--- Text extract ---

Once again we have been away this week (yes, again). So I am re-posting an entry from over a year ago. But this is not a random re-post, but the introduction to one or two more I hope to do on “Multicultural Worship”.
A SAD BIRTHDAY
Before he died, we celebrated Dad’s 80th birthday.
It should’ve been a happy occasion. Dad had a brother and a sister both married (with families of their own); four grown-up children; and 11 grandchildren.
It should’ve been a happy occasion – except:
- His grown-up children wanted to have the birthday celebration early. Maybe meet together for breakfast – so that the rest of the day wouldn’t be wasted, but could be spent with our own families.
- But Dad’s brother and sister didn’t want it to be that early as they couldn’t face battling the early morning traffic. Nor did they want it too late – because they didn’t want to be battling the traffic later in the day. Maybe a quiet lunch, sit round and talk: that sort of thing.
- Too quiet for the grandchildren ! Their idea of a party was… to party. They wanted noise, music. And there was no point asking them to come to breakfast. It was their day off – they weren’t even getting out of bed much before midday.
So, in the end, each one did what they wanted:
- Dad’s adult children met him for breakfast – and had a quick breakfast, then got away so that we could enjoy the rest of the day.
- His siblings met over lunch, and had a quiet chat.

--- Supplied data ---

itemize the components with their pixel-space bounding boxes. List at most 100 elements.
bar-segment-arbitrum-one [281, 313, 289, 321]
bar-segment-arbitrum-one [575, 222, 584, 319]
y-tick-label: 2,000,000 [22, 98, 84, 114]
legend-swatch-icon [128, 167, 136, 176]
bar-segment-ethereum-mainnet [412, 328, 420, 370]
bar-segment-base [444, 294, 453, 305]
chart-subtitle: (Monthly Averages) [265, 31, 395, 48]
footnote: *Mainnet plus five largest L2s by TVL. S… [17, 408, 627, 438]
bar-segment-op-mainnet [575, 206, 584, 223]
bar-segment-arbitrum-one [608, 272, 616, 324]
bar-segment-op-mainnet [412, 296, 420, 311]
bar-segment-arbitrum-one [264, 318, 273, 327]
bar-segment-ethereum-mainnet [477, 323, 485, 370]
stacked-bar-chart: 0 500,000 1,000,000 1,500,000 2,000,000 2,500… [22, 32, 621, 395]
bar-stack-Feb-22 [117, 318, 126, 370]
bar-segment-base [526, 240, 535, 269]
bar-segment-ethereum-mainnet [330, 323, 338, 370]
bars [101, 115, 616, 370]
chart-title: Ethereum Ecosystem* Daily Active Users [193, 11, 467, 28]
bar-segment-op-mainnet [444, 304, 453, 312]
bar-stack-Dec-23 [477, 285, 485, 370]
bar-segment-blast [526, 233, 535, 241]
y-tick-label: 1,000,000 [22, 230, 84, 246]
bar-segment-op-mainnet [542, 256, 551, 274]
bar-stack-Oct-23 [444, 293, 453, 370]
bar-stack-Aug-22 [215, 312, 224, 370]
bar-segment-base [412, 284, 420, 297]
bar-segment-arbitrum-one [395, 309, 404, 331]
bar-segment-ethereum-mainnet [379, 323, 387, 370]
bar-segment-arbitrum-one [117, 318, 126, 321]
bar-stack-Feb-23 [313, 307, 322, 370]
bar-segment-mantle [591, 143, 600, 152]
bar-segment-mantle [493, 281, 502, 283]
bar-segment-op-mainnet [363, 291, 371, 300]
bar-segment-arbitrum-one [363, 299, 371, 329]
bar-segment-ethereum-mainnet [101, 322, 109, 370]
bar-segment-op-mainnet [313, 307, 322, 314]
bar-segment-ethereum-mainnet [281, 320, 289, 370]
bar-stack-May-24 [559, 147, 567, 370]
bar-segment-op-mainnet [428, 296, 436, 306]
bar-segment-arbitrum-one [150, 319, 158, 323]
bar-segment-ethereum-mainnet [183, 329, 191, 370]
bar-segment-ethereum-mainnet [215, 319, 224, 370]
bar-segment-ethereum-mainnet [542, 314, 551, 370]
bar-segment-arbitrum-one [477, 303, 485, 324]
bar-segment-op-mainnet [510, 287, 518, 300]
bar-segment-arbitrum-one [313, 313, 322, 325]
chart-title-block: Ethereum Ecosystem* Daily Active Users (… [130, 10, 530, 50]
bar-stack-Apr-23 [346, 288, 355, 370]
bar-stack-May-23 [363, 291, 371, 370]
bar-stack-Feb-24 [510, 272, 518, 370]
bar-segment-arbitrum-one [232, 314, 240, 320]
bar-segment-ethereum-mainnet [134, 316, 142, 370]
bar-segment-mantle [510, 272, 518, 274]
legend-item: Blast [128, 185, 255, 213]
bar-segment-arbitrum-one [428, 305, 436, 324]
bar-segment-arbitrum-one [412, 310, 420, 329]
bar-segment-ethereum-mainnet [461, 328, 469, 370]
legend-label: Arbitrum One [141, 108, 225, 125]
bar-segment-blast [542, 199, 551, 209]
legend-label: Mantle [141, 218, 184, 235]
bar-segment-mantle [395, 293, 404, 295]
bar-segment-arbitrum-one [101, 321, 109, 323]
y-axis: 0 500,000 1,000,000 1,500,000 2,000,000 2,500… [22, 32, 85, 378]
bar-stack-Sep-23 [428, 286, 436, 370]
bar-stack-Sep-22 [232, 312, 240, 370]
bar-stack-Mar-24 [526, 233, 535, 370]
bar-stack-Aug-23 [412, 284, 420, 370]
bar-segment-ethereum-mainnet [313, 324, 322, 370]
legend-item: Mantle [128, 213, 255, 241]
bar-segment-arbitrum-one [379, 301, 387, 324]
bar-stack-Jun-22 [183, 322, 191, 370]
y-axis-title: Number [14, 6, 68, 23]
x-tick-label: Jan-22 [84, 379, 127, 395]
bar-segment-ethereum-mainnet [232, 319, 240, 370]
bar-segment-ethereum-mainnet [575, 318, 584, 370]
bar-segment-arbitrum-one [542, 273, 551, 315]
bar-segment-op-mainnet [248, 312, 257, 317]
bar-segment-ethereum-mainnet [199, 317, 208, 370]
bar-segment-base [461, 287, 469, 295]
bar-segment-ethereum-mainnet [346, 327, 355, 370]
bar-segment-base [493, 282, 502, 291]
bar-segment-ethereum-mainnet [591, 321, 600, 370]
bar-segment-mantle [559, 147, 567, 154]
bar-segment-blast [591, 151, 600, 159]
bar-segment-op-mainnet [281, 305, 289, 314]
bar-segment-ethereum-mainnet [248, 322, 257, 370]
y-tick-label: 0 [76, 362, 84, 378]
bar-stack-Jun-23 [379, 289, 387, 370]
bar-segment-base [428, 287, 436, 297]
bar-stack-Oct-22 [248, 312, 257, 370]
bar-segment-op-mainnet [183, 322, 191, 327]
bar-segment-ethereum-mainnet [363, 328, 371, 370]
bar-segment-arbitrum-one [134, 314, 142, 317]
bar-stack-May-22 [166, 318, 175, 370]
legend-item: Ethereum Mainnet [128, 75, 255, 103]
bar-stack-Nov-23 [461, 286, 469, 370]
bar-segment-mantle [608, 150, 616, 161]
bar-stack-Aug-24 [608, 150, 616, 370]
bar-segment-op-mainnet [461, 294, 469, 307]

---

Copy out the entire blog post above about Dad's 80th birthday, word for word.

Finished exercise ->
Once again we have been away this week (yes, again). So I am re-posting an entry from over a year ago. But this is not a random re-post, but the introduction to one or two more I hope to do on “Multicultural Worship”.
A SAD BIRTHDAY
Before he died, we celebrated Dad’s 80th birthday.
It should’ve been a happy occasion. Dad had a brother and a sister both married (with families of their own); four grown-up children; and 11 grandchildren.
It should’ve been a happy occasion – except:
- His grown-up children wanted to have the birthday celebration early. Maybe meet together for breakfast – so that the rest of the day wouldn’t be wasted, but could be spent with our own families.
- But Dad’s brother and sister didn’t want it to be that early as they couldn’t face battling the early morning traffic. Nor did they want it too late – because they didn’t want to be battling the traffic later in the day. Maybe a quiet lunch, sit round and talk: that sort of thing.
- Too quiet for the grandchildren ! Their idea of a party was… to party. They wanted noise, music. And there was no point asking them to come to breakfast. It was their day off – they weren’t even getting out of bed much before midday.
So, in the end, each one did what they wanted:
- Dad’s adult children met him for breakfast – and had a quick breakfast, then got away so that we could enjoy the rest of the day.
- His siblings met over lunch, and had a quiet chat.